Transcribe each entry below exactly. Pictures do not go in the copy.

• • •

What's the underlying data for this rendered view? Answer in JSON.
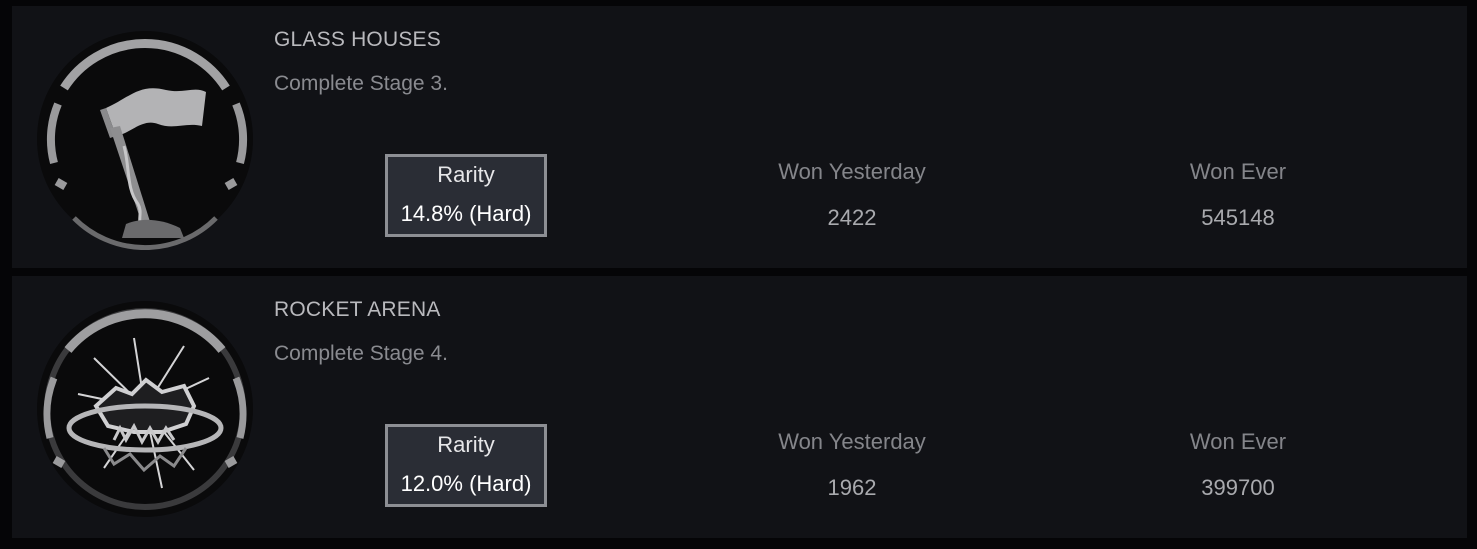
{
  "achievements": [
    {
      "icon": "flag-on-pole-icon",
      "title": "GLASS HOUSES",
      "description": "Complete Stage 3.",
      "rarity_label": "Rarity",
      "rarity_value": "14.8% (Hard)",
      "won_yesterday_label": "Won Yesterday",
      "won_yesterday": "2422",
      "won_ever_label": "Won Ever",
      "won_ever": "545148"
    },
    {
      "icon": "shattered-arena-icon",
      "title": "ROCKET ARENA",
      "description": "Complete Stage 4.",
      "rarity_label": "Rarity",
      "rarity_value": "12.0% (Hard)",
      "won_yesterday_label": "Won Yesterday",
      "won_yesterday": "1962",
      "won_ever_label": "Won Ever",
      "won_ever": "399700"
    }
  ],
  "colors": {
    "page_background": "#050507",
    "card_background": "#111216",
    "rarity_box_background": "#2a2d35",
    "rarity_box_border": "#8d8f94",
    "title_text": "#b9b9bd",
    "muted_text": "#84858a"
  }
}
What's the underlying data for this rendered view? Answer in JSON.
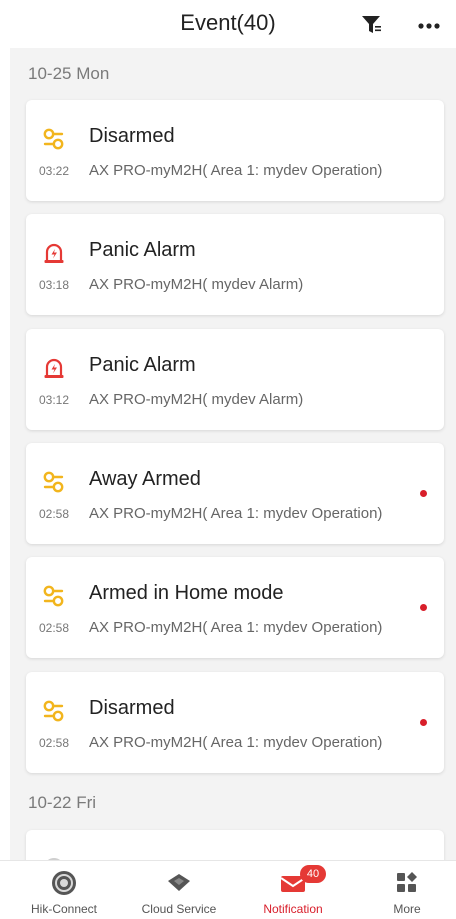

• • •

→ THE SOLUTION
What's the underlying data for this rendered view? Answer in JSON.
{
  "achievements": [
    {
      "icon": "flag-on-pole-icon",
      "title": "GLASS HOUSES",
      "description": "Complete Stage 3.",
      "rarity_label": "Rarity",
      "rarity_value": "14.8% (Hard)",
      "won_yesterday_label": "Won Yesterday",
      "won_yesterday": "2422",
      "won_ever_label": "Won Ever",
      "won_ever": "545148"
    },
    {
      "icon": "shattered-arena-icon",
      "title": "ROCKET ARENA",
      "description": "Complete Stage 4.",
      "rarity_label": "Rarity",
      "rarity_value": "12.0% (Hard)",
      "won_yesterday_label": "Won Yesterday",
      "won_yesterday": "1962",
      "won_ever_label": "Won Ever",
      "won_ever": "399700"
    }
  ],
  "colors": {
    "page_background": "#050507",
    "card_background": "#111216",
    "rarity_box_background": "#2a2d35",
    "rarity_box_border": "#8d8f94",
    "title_text": "#b9b9bd",
    "muted_text": "#84858a"
  }
}
What's the underlying data for this rendered view? Answer in JSON.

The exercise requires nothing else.